_EXERCISE REQUIREMENTS_
Extract all lines that hold the string "декабря".

#### DATA RECORDS ####

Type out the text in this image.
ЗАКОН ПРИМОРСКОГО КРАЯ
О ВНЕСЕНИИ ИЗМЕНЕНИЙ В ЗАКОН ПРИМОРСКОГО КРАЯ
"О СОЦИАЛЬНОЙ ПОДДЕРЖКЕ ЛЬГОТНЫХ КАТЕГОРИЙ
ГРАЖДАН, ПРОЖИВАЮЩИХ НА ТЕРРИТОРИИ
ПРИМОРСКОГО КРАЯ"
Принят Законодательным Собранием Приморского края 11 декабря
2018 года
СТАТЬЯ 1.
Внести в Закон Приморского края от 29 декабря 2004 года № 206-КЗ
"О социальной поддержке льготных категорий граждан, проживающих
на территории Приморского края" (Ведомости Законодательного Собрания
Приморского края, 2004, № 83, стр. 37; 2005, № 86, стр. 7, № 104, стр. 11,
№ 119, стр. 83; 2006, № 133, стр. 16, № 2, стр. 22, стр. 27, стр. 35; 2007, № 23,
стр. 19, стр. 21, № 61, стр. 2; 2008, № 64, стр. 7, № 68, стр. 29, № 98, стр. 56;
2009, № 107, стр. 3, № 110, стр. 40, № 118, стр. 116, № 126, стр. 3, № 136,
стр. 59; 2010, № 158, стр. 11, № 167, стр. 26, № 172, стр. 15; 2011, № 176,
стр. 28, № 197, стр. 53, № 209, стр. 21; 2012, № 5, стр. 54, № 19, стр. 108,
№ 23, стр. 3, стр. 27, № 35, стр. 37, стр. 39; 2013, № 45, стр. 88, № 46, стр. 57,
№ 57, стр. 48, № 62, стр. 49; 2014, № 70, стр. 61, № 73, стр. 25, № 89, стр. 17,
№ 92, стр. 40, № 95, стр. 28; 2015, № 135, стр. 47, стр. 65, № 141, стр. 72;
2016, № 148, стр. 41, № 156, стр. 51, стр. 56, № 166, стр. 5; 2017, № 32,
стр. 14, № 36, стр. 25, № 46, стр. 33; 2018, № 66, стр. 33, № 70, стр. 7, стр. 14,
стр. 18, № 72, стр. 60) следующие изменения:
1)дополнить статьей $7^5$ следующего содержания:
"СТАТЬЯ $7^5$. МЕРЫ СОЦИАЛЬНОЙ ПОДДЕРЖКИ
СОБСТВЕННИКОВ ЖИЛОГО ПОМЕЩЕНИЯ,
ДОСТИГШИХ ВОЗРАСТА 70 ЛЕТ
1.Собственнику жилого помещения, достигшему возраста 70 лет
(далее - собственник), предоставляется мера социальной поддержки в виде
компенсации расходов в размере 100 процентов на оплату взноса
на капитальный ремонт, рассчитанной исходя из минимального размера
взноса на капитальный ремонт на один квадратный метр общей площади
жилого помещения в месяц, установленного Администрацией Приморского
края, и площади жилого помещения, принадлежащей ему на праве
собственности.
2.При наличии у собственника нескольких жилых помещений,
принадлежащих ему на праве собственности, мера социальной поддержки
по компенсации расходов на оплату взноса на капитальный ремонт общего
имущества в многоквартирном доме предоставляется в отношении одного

####

_ANSWER FOR THIS EXERCISE_
Принят Законодательным Собранием Приморского края 11 декабря
Внести в Закон Приморского края от 29 декабря 2004 года № 206-КЗ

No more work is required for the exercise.